Excerpted records ▸
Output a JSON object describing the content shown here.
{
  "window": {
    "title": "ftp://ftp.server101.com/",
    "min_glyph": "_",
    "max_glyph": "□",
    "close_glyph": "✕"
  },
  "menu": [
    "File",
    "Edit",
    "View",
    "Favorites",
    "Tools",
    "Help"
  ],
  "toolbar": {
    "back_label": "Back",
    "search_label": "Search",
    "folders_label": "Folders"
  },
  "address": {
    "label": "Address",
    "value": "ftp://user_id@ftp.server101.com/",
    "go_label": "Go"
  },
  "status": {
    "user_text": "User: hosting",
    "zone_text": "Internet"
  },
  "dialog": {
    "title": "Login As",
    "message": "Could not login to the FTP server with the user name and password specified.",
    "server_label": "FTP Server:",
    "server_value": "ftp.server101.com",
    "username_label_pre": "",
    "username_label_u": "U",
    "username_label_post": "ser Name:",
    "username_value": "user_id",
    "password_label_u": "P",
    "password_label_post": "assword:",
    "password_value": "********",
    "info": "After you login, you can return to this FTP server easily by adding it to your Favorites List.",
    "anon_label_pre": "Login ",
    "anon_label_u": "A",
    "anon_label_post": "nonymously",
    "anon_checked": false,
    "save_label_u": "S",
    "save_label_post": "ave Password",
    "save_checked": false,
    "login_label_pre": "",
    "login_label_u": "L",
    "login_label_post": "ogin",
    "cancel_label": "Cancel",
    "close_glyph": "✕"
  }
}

What you should do ▸
Which lines in the records above contain the string "title"? Copy each one.

Correct output ▸
    "title": "ftp://ftp.server101.com/",
    "title": "Login As",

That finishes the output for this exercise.